Dataset records Start Marker
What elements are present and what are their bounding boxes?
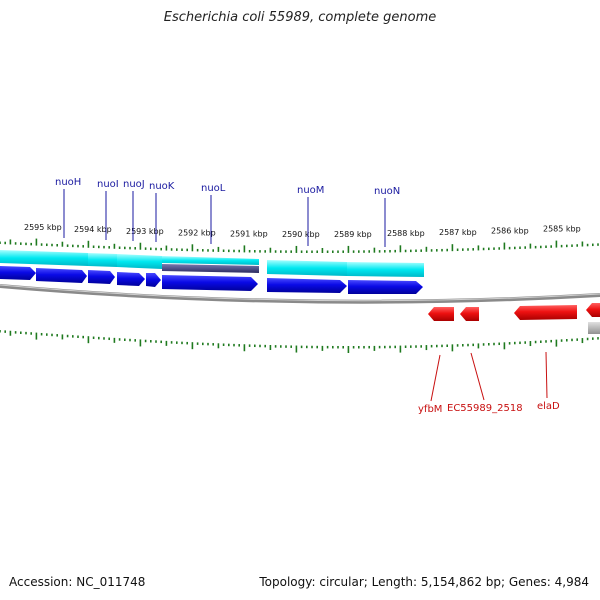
gene-arrow[interactable] xyxy=(586,303,600,317)
genome-summary: Topology: circular; Length: 5,154,862 bp… xyxy=(259,575,589,589)
tick-track-inner xyxy=(0,330,599,353)
gene-arrow[interactable] xyxy=(0,266,36,280)
gene-arrow[interactable] xyxy=(348,280,423,294)
cds-band-segment[interactable] xyxy=(0,250,88,266)
genome-backbone-highlight xyxy=(0,284,600,302)
gene-leader-line xyxy=(430,354,441,402)
cds-band-track xyxy=(0,250,424,277)
gene-label[interactable]: elaD xyxy=(537,401,560,412)
kbp-label: 2593 kbp xyxy=(126,227,164,236)
gene-label[interactable]: nuoN xyxy=(374,186,400,197)
cds-band-dark-segment[interactable] xyxy=(162,264,259,273)
cds-band-segment[interactable] xyxy=(162,256,259,265)
kbp-label: 2586 kbp xyxy=(491,226,529,235)
reverse-band-segment[interactable] xyxy=(588,322,600,334)
gene-arrow[interactable] xyxy=(460,307,479,321)
gene-arrow[interactable] xyxy=(428,307,454,321)
gene-arrow[interactable] xyxy=(514,305,577,320)
kbp-label: 2594 kbp xyxy=(74,225,112,234)
gene-arrow[interactable] xyxy=(267,278,347,293)
gene-label[interactable]: nuoH xyxy=(55,177,81,188)
forward-gene-labels: nuoH nuoI nuoJ nuoK nuoL nuoM nuoN xyxy=(55,177,400,247)
forward-gene-track xyxy=(0,266,423,294)
gene-arrow[interactable] xyxy=(162,275,258,291)
kbp-label-group: 2595 kbp 2594 kbp 2593 kbp 2592 kbp 2591 kbp… xyxy=(24,223,581,239)
gene-label[interactable]: nuoI xyxy=(97,179,119,190)
gene-arrow[interactable] xyxy=(36,268,87,283)
genome-backbone xyxy=(0,284,600,304)
gene-label[interactable]: nuoJ xyxy=(123,179,145,190)
reverse-gene-labels: yfbM EC55989_2518 elaD xyxy=(418,351,560,415)
tick-track-outer xyxy=(0,238,599,253)
accession-label: Accession: NC_011748 xyxy=(9,575,146,589)
gene-arrow[interactable] xyxy=(117,272,145,286)
reverse-gene-track xyxy=(428,303,600,334)
gene-arrow[interactable] xyxy=(88,270,115,284)
cds-band-segment[interactable] xyxy=(88,253,117,267)
gene-label[interactable]: nuoL xyxy=(201,183,226,194)
kbp-label: 2585 kbp xyxy=(543,224,581,233)
kbp-label: 2592 kbp xyxy=(178,228,216,237)
gene-label[interactable]: EC55989_2518 xyxy=(447,403,523,414)
kbp-label: 2589 kbp xyxy=(334,230,372,239)
gene-label[interactable]: yfbM xyxy=(418,404,442,415)
gene-arrow[interactable] xyxy=(146,273,161,287)
gene-leader-line xyxy=(470,352,485,401)
cds-band-segment[interactable] xyxy=(347,262,424,277)
kbp-label: 2595 kbp xyxy=(24,223,62,232)
gene-leader-line xyxy=(545,351,548,399)
gene-label[interactable]: nuoK xyxy=(149,181,175,192)
cds-band-segment[interactable] xyxy=(267,260,347,276)
kbp-label: 2591 kbp xyxy=(230,229,268,238)
kbp-label: 2587 kbp xyxy=(439,228,477,237)
map-title: Escherichia coli 55989, complete genome xyxy=(163,10,437,25)
kbp-label: 2590 kbp xyxy=(282,230,320,239)
kbp-label: 2588 kbp xyxy=(387,229,425,238)
gene-label[interactable]: nuoM xyxy=(297,185,324,196)
cds-band-segment[interactable] xyxy=(117,254,162,269)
Dataset records End Marker
Wherever a line contains the string "nuoJ", copy that line from the data.

forward-gene-labels: nuoH nuoI nuoJ nuoK nuoL nuoM nuoN xyxy=(55,177,400,247)
gene-label[interactable]: nuoJ xyxy=(123,179,145,190)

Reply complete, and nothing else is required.